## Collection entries
# # # # #

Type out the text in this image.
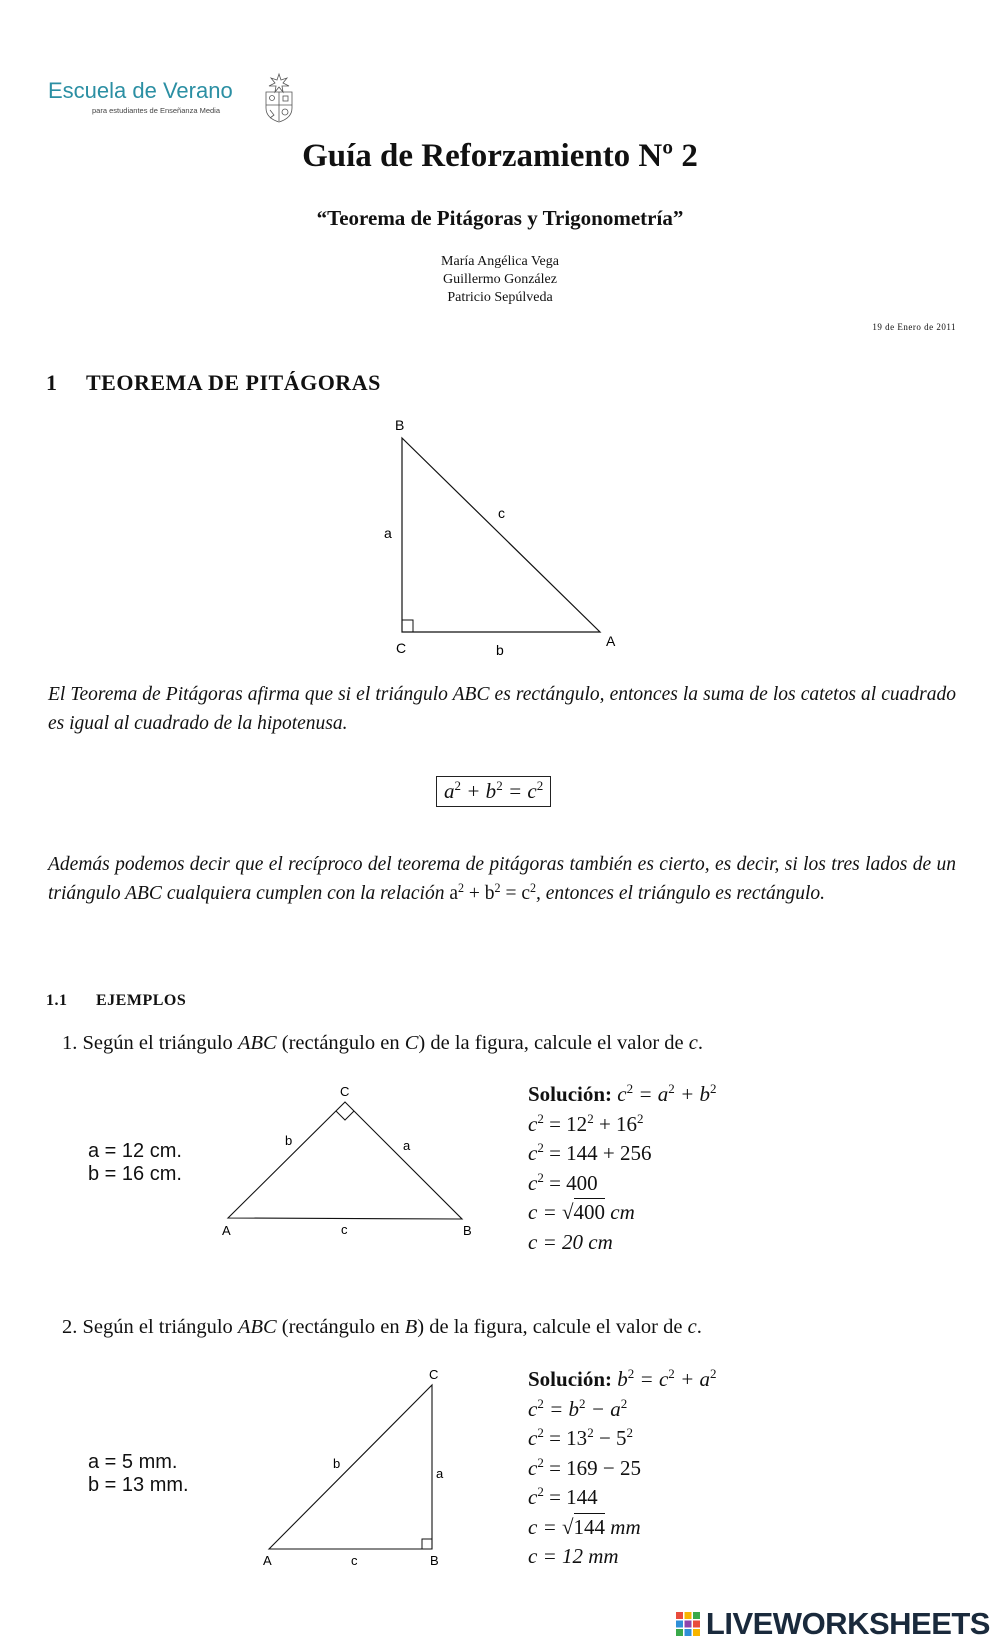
Escuela de Verano
para estudiantes de Enseñanza Media
Guía de Reforzamiento Nº 2
“Teorema de Pitágoras y Trigonometría”
María Angélica Vega
Guillermo González
Patricio Sepúlveda
19 de Enero de 2011
1 TEOREMA DE PITÁGORAS
B
C	A
a
b
c
El Teorema de Pitágoras afirma que si el triángulo ABC es rectángulo, entonces la suma de los catetos al cuadrado es igual al cuadrado de la hipotenusa.
$a^2 + b^2 = c^2$
Además podemos decir que el recíproco del teorema de pitágoras también es cierto, es decir, si los tres lados de un triángulo ABC cualquiera cumplen con la relación $a^2 + b^2 = c^2$, entonces el triángulo es rectángulo.
1.1 EJEMPLOS
1. Según el triángulo ABC (rectángulo en C) de la figura, calcule el valor de c.
a = 12 cm.
b = 16 cm.
C
A	B
b	a
c
Solución: $c^2 = a^2 + b^2$
$c^2 = 12^2 + 16^2$
$c^2 = 144 + 256$
$c^2 = 400$
c = √400 cm
c = 20 cm
2. Según el triángulo ABC (rectángulo en B) de la figura, calcule el valor de c.
a = 5 mm.
b = 13 mm.
C
A	B
b
a
c
Solución: $b^2 = c^2 + a^2$
$c^2 = b^2 - a^2$
$c^2 = 13^2 - 5^2$
$c^2 = 169 - 25$
$c^2 = 144$
c = √144 mm
c = 12 mm
LIVEWORKSHEETS
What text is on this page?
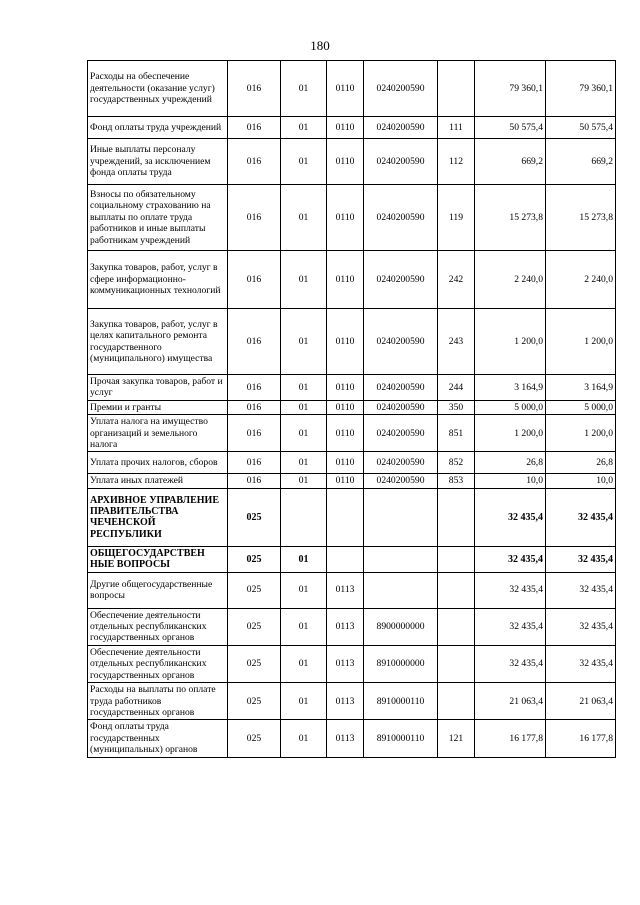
180
Расходы на обеспечение деятельности (оказание услуг) государственных учреждений	016	01	0110	0240200590		79 360,1	79 360,1
Фонд оплаты труда учреждений	016	01	0110	0240200590	111	50 575,4	50 575,4
Иные выплаты персоналу учреждений, за исключением фонда оплаты труда	016	01	0110	0240200590	112	669,2	669,2
Взносы по обязательному социальному страхованию на выплаты по оплате труда работников и иные выплаты работникам учреждений	016	01	0110	0240200590	119	15 273,8	15 273,8
Закупка товаров, работ, услуг в сфере информационно-коммуникационных технологий	016	01	0110	0240200590	242	2 240,0	2 240,0
Закупка товаров, работ, услуг в целях капитального ремонта государственного (муниципального) имущества	016	01	0110	0240200590	243	1 200,0	1 200,0
Прочая закупка товаров, работ и услуг	016	01	0110	0240200590	244	3 164,9	3 164,9
Премии и гранты	016	01	0110	0240200590	350	5 000,0	5 000,0
Уплата налога на имущество организаций и земельного налога	016	01	0110	0240200590	851	1 200,0	1 200,0
Уплата прочих налогов, сборов	016	01	0110	0240200590	852	26,8	26,8
Уплата иных платежей	016	01	0110	0240200590	853	10,0	10,0
АРХИВНОЕ УПРАВЛЕНИЕ ПРАВИТЕЛЬСТВА ЧЕЧЕНСКОЙ РЕСПУБЛИКИ	025					32 435,4	32 435,4
ОБЩЕГОСУДАРСТВЕН НЫЕ ВОПРОСЫ	025	01				32 435,4	32 435,4
Другие общегосударственные вопросы	025	01	0113			32 435,4	32 435,4
Обеспечение деятельности отдельных республиканских государственных органов	025	01	0113	8900000000		32 435,4	32 435,4
Обеспечение деятельности отдельных республиканских государственных органов	025	01	0113	8910000000		32 435,4	32 435,4
Расходы на выплаты по оплате труда работников государственных органов	025	01	0113	8910000110		21 063,4	21 063,4
Фонд оплаты труда государственных (муниципальных) органов	025	01	0113	8910000110	121	16 177,8	16 177,8
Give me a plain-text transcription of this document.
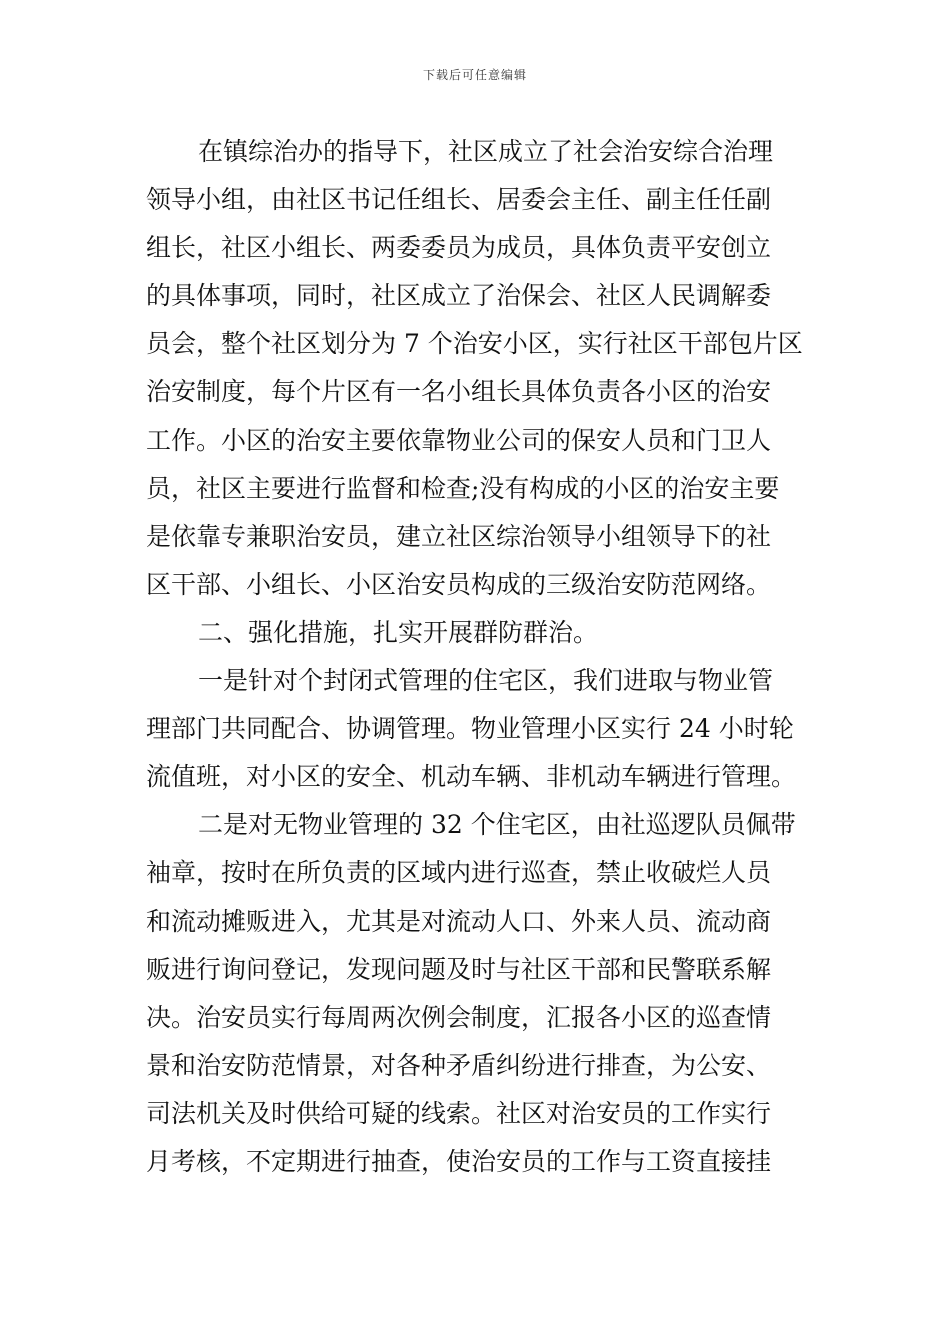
下载后可任意编辑
在镇综治办的指导下，社区成立了社会治安综合治理
领导小组，由社区书记任组长、居委会主任、副主任任副
组长，社区小组长、两委委员为成员，具体负责平安创立
的具体事项，同时，社区成立了治保会、社区人民调解委
员会，整个社区划分为 7 个治安小区，实行社区干部包片区
治安制度，每个片区有一名小组长具体负责各小区的治安
工作。小区的治安主要依靠物业公司的保安人员和门卫人
员，社区主要进行监督和检查;没有构成的小区的治安主要
是依靠专兼职治安员，建立社区综治领导小组领导下的社
区干部、小组长、小区治安员构成的三级治安防范网络。
二、强化措施，扎实开展群防群治。
一是针对个封闭式管理的住宅区，我们进取与物业管
理部门共同配合、协调管理。物业管理小区实行 24 小时轮
流值班，对小区的安全、机动车辆、非机动车辆进行管理。
二是对无物业管理的 32 个住宅区，由社巡逻队员佩带
袖章，按时在所负责的区域内进行巡查，禁止收破烂人员
和流动摊贩进入，尤其是对流动人口、外来人员、流动商
贩进行询问登记，发现问题及时与社区干部和民警联系解
决。治安员实行每周两次例会制度，汇报各小区的巡查情
景和治安防范情景，对各种矛盾纠纷进行排查，为公安、
司法机关及时供给可疑的线索。社区对治安员的工作实行
月考核，不定期进行抽查，使治安员的工作与工资直接挂
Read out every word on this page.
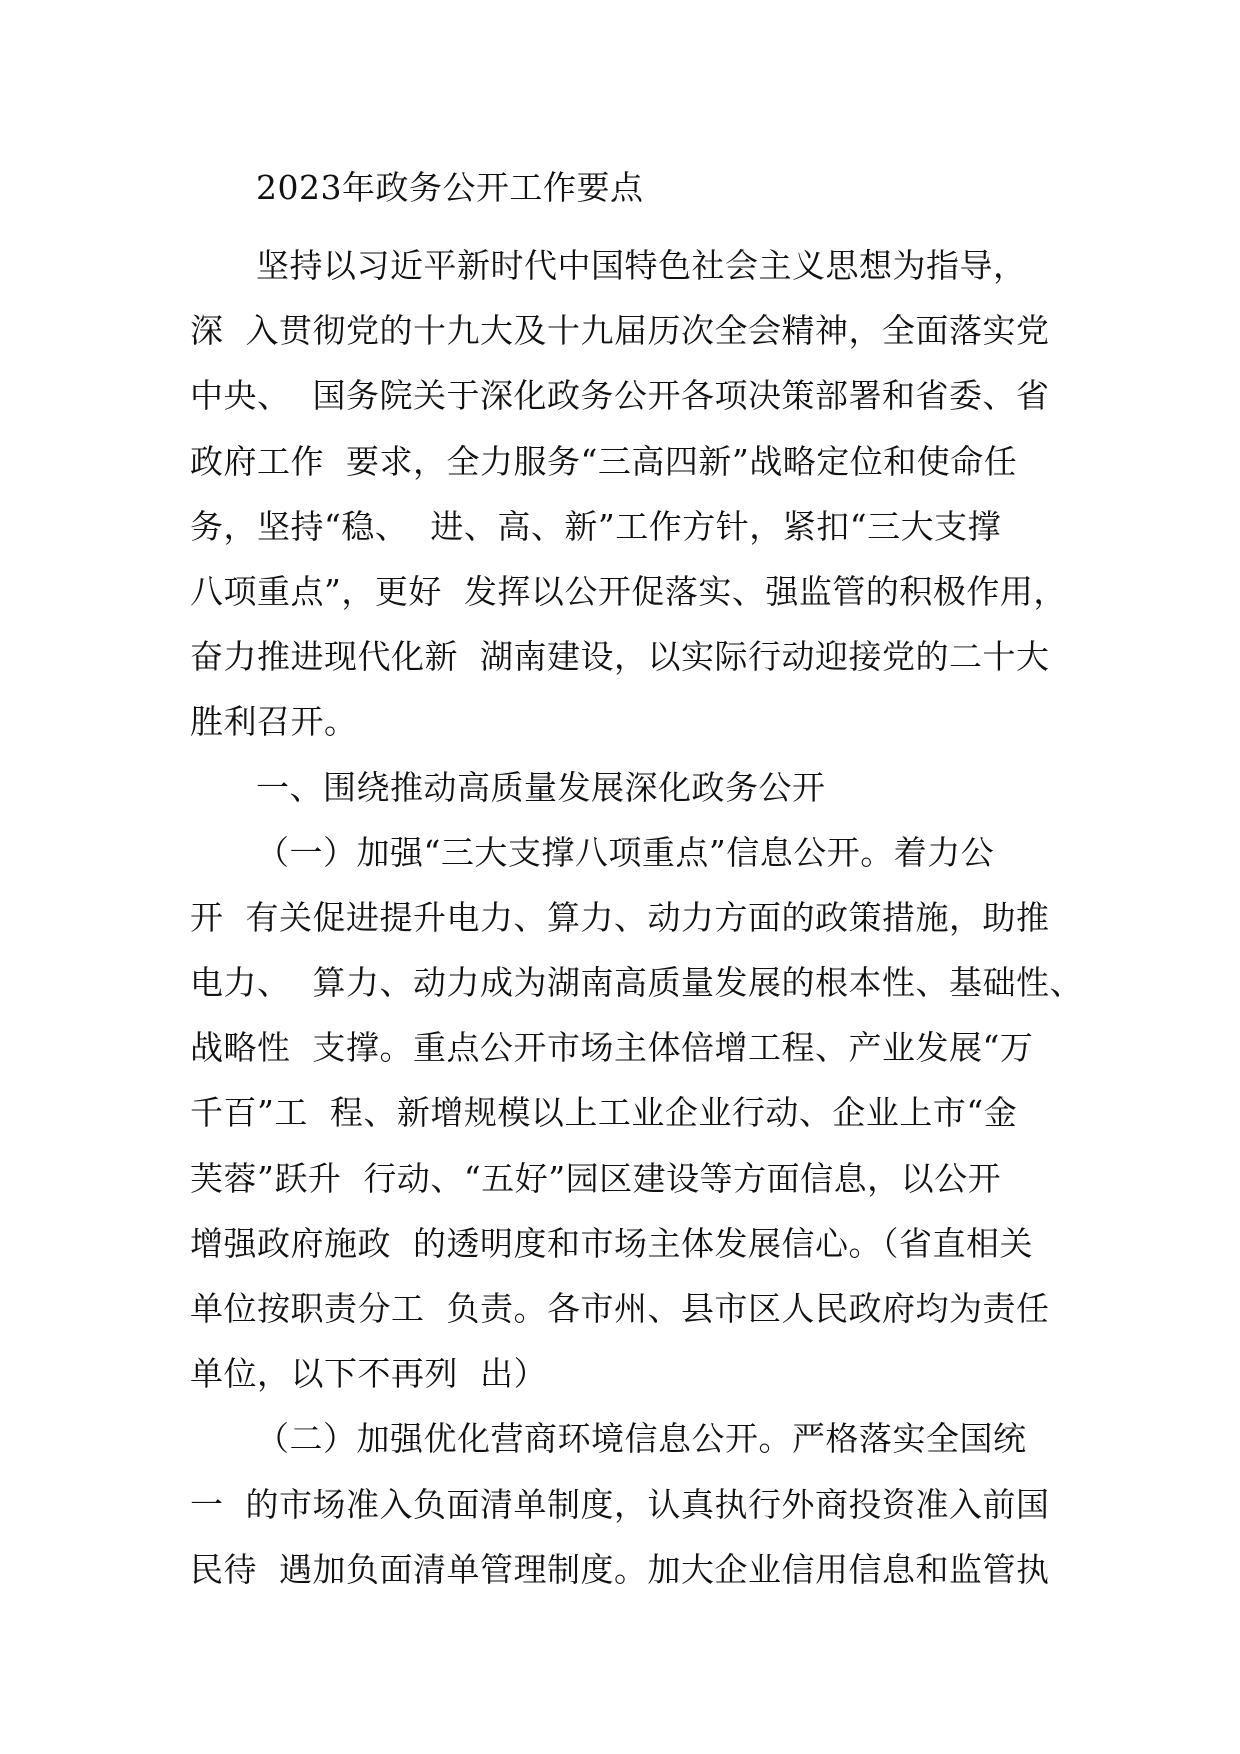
2023年政务公开工作要点
坚持以习近平新时代中国特色社会主义思想为指导，
深  入贯彻党的十九大及十九届历次全会精神，全面落实党
中央、  国务院关于深化政务公开各项决策部署和省委、省
政府工作  要求，全力服务“三高四新”战略定位和使命任
务，坚持“稳、  进、高、新”工作方针，紧扣“三大支撑
八项重点”，更好  发挥以公开促落实、强监管的积极作用，
奋力推进现代化新  湖南建设，以实际行动迎接党的二十大
胜利召开。
一、围绕推动高质量发展深化政务公开
（一）加强“三大支撑八项重点”信息公开。着力公
开  有关促进提升电力、算力、动力方面的政策措施，助推
电力、  算力、动力成为湖南高质量发展的根本性、基础性、
战略性  支撑。重点公开市场主体倍增工程、产业发展“万
千百”工  程、新增规模以上工业企业行动、企业上市“金
芙蓉”跃升  行动、“五好”园区建设等方面信息，以公开
增强政府施政  的透明度和市场主体发展信心。（省直相关
单位按职责分工  负责。各市州、县市区人民政府均为责任
单位，以下不再列  出）
（二）加强优化营商环境信息公开。严格落实全国统
一  的市场准入负面清单制度，认真执行外商投资准入前国
民待  遇加负面清单管理制度。加大企业信用信息和监管执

# # # # #

## Exercise details
Reproduce each line exactly as it appears, omitting the pictures.

## Answer to the problem
Type out the text in this image.
Escuela de Verano
para estudiantes de Enseñanza Media
Guía de Reforzamiento Nº 2
“Teorema de Pitágoras y Trigonometría”
María Angélica Vega
Guillermo González
Patricio Sepúlveda
19 de Enero de 2011
1 TEOREMA DE PITÁGORAS
B
C	A
a
b
c
El Teorema de Pitágoras afirma que si el triángulo ABC es rectángulo, entonces la suma de los catetos al cuadrado es igual al cuadrado de la hipotenusa.
$a^2 + b^2 = c^2$
Además podemos decir que el recíproco del teorema de pitágoras también es cierto, es decir, si los tres lados de un triángulo ABC cualquiera cumplen con la relación $a^2 + b^2 = c^2$, entonces el triángulo es rectángulo.
1.1 EJEMPLOS
1. Según el triángulo ABC (rectángulo en C) de la figura, calcule el valor de c.
a = 12 cm.
b = 16 cm.
C
A	B
b	a
c
Solución: $c^2 = a^2 + b^2$
$c^2 = 12^2 + 16^2$
$c^2 = 144 + 256$
$c^2 = 400$
c = √400 cm
c = 20 cm
2. Según el triángulo ABC (rectángulo en B) de la figura, calcule el valor de c.
a = 5 mm.
b = 13 mm.
C
A	B
b
a
c
Solución: $b^2 = c^2 + a^2$
$c^2 = b^2 - a^2$
$c^2 = 13^2 - 5^2$
$c^2 = 169 - 25$
$c^2 = 144$
c = √144 mm
c = 12 mm
LIVEWORKSHEETS
What text is on this page?
180
Расходы на обеспечение деятельности (оказание услуг) государственных учреждений	016	01	0110	0240200590		79 360,1	79 360,1
Фонд оплаты труда учреждений	016	01	0110	0240200590	111	50 575,4	50 575,4
Иные выплаты персоналу учреждений, за исключением фонда оплаты труда	016	01	0110	0240200590	112	669,2	669,2
Взносы по обязательному социальному страхованию на выплаты по оплате труда работников и иные выплаты работникам учреждений	016	01	0110	0240200590	119	15 273,8	15 273,8
Закупка товаров, работ, услуг в сфере информационно-коммуникационных технологий	016	01	0110	0240200590	242	2 240,0	2 240,0
Закупка товаров, работ, услуг в целях капитального ремонта государственного (муниципального) имущества	016	01	0110	0240200590	243	1 200,0	1 200,0
Прочая закупка товаров, работ и услуг	016	01	0110	0240200590	244	3 164,9	3 164,9
Премии и гранты	016	01	0110	0240200590	350	5 000,0	5 000,0
Уплата налога на имущество организаций и земельного налога	016	01	0110	0240200590	851	1 200,0	1 200,0
Уплата прочих налогов, сборов	016	01	0110	0240200590	852	26,8	26,8
Уплата иных платежей	016	01	0110	0240200590	853	10,0	10,0
АРХИВНОЕ УПРАВЛЕНИЕ ПРАВИТЕЛЬСТВА ЧЕЧЕНСКОЙ РЕСПУБЛИКИ	025					32 435,4	32 435,4
ОБЩЕГОСУДАРСТВЕН НЫЕ ВОПРОСЫ	025	01				32 435,4	32 435,4
Другие общегосударственные вопросы	025	01	0113			32 435,4	32 435,4
Обеспечение деятельности отдельных республиканских государственных органов	025	01	0113	8900000000		32 435,4	32 435,4
Обеспечение деятельности отдельных республиканских государственных органов	025	01	0113	8910000000		32 435,4	32 435,4
Расходы на выплаты по оплате труда работников государственных органов	025	01	0113	8910000110		21 063,4	21 063,4
Фонд оплаты труда государственных (муниципальных) органов	025	01	0113	8910000110	121	16 177,8	16 177,8
Give me a plain-text transcription of this document.
下载后可任意编辑
在镇综治办的指导下，社区成立了社会治安综合治理
领导小组，由社区书记任组长、居委会主任、副主任任副
组长，社区小组长、两委委员为成员，具体负责平安创立
的具体事项，同时，社区成立了治保会、社区人民调解委
员会，整个社区划分为 7 个治安小区，实行社区干部包片区
治安制度，每个片区有一名小组长具体负责各小区的治安
工作。小区的治安主要依靠物业公司的保安人员和门卫人
员，社区主要进行监督和检查;没有构成的小区的治安主要
是依靠专兼职治安员，建立社区综治领导小组领导下的社
区干部、小组长、小区治安员构成的三级治安防范网络。
二、强化措施，扎实开展群防群治。
一是针对个封闭式管理的住宅区，我们进取与物业管
理部门共同配合、协调管理。物业管理小区实行 24 小时轮
流值班，对小区的安全、机动车辆、非机动车辆进行管理。
二是对无物业管理的 32 个住宅区，由社巡逻队员佩带
袖章，按时在所负责的区域内进行巡查，禁止收破烂人员
和流动摊贩进入，尤其是对流动人口、外来人员、流动商
贩进行询问登记，发现问题及时与社区干部和民警联系解
决。治安员实行每周两次例会制度，汇报各小区的巡查情
景和治安防范情景，对各种矛盾纠纷进行排查，为公安、
司法机关及时供给可疑的线索。社区对治安员的工作实行
月考核，不定期进行抽查，使治安员的工作与工资直接挂
Read out every word on this page.
2023年政务公开工作要点
坚持以习近平新时代中国特色社会主义思想为指导，
深  入贯彻党的十九大及十九届历次全会精神，全面落实党
中央、  国务院关于深化政务公开各项决策部署和省委、省
政府工作  要求，全力服务“三高四新”战略定位和使命任
务，坚持“稳、  进、高、新”工作方针，紧扣“三大支撑
八项重点”，更好  发挥以公开促落实、强监管的积极作用，
奋力推进现代化新  湖南建设，以实际行动迎接党的二十大
胜利召开。
一、围绕推动高质量发展深化政务公开
（一）加强“三大支撑八项重点”信息公开。着力公
开  有关促进提升电力、算力、动力方面的政策措施，助推
电力、  算力、动力成为湖南高质量发展的根本性、基础性、
战略性  支撑。重点公开市场主体倍增工程、产业发展“万
千百”工  程、新增规模以上工业企业行动、企业上市“金
芙蓉”跃升  行动、“五好”园区建设等方面信息，以公开
增强政府施政  的透明度和市场主体发展信心。（省直相关
单位按职责分工  负责。各市州、县市区人民政府均为责任
单位，以下不再列  出）
（二）加强优化营商环境信息公开。严格落实全国统
一  的市场准入负面清单制度，认真执行外商投资准入前国
民待  遇加负面清单管理制度。加大企业信用信息和监管执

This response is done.